**WHAT YOU WILL DO:**
Copy out every line in which the string "湖北省高等学校省级教学研究项目" occurs.

─── RECORDED INFORMATION

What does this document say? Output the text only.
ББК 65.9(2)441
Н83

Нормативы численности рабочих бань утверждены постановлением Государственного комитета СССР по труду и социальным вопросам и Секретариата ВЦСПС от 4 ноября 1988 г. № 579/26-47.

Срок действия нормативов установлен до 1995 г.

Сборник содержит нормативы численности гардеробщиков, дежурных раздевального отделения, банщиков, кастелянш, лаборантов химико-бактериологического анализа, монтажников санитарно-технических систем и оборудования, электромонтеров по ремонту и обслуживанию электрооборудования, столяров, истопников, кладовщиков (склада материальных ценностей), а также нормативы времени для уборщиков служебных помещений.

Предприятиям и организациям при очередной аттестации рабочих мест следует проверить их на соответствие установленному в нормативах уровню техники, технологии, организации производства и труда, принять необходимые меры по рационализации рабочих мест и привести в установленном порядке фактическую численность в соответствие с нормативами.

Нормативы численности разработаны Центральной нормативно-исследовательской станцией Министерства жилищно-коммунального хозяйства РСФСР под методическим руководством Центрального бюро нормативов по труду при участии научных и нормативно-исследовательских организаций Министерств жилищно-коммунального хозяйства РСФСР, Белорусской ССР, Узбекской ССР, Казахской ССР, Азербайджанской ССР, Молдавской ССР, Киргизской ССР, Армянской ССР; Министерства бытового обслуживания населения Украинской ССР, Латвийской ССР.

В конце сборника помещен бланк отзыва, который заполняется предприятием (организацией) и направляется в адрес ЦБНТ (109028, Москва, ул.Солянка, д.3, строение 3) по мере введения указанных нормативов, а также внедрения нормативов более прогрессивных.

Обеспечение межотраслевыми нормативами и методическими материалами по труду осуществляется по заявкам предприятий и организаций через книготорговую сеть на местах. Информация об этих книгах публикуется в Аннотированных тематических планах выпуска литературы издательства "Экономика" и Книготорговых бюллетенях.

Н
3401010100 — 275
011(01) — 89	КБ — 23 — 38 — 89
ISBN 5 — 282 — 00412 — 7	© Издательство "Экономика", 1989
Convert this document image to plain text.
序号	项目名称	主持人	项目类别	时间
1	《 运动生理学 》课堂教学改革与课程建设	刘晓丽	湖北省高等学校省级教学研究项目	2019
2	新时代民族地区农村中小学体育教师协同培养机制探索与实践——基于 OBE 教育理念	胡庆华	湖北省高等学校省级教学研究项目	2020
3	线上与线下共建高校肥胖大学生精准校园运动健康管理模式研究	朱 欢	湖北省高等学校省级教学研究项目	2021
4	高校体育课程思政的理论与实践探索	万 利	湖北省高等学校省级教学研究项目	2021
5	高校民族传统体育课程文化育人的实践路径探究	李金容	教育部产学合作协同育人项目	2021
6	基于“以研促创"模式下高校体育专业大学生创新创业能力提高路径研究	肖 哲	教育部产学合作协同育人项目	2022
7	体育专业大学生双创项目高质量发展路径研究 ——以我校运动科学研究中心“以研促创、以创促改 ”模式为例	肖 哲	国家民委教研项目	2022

──────

**WRITTEN ANSWER:**
1	《 运动生理学 》课堂教学改革与课程建设	刘晓丽	湖北省高等学校省级教学研究项目	2019
2	新时代民族地区农村中小学体育教师协同培养机制探索与实践——基于 OBE 教育理念	胡庆华	湖北省高等学校省级教学研究项目	2020
3	线上与线下共建高校肥胖大学生精准校园运动健康管理模式研究	朱 欢	湖北省高等学校省级教学研究项目	2021
4	高校体育课程思政的理论与实践探索	万 利	湖北省高等学校省级教学研究项目	2021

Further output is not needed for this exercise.